(Stored items)
|---|

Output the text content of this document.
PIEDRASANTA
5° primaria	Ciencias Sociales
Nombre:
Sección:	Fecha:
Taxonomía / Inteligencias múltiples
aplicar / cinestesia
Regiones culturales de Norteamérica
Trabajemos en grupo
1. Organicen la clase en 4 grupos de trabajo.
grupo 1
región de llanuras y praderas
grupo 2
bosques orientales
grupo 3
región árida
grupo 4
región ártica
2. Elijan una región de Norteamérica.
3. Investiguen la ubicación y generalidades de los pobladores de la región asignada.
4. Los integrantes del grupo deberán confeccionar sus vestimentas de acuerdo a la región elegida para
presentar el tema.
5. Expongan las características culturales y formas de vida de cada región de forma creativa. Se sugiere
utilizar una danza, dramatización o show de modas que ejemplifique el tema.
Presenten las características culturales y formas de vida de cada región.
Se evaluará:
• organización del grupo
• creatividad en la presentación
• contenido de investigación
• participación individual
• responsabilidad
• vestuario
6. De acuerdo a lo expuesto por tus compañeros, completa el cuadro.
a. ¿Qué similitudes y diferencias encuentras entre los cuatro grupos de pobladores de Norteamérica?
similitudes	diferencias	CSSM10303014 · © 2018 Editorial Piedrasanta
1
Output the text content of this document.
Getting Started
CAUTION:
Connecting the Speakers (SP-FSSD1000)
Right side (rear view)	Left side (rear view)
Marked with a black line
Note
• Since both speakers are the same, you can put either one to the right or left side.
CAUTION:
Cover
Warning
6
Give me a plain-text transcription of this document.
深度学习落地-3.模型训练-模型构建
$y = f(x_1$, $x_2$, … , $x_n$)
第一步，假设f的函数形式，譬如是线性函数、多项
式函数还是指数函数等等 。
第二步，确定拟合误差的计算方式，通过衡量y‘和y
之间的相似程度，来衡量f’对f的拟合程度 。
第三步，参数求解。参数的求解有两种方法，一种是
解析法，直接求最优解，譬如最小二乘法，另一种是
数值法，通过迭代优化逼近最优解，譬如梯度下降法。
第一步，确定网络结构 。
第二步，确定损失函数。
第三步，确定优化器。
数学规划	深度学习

|---|

Report all lines of the material that contain the word "culturales".

Full solution:
Regiones culturales de Norteamérica
5. Expongan las características culturales y formas de vida de cada región de forma creativa. Se sugiere
Presenten las características culturales y formas de vida de cada región.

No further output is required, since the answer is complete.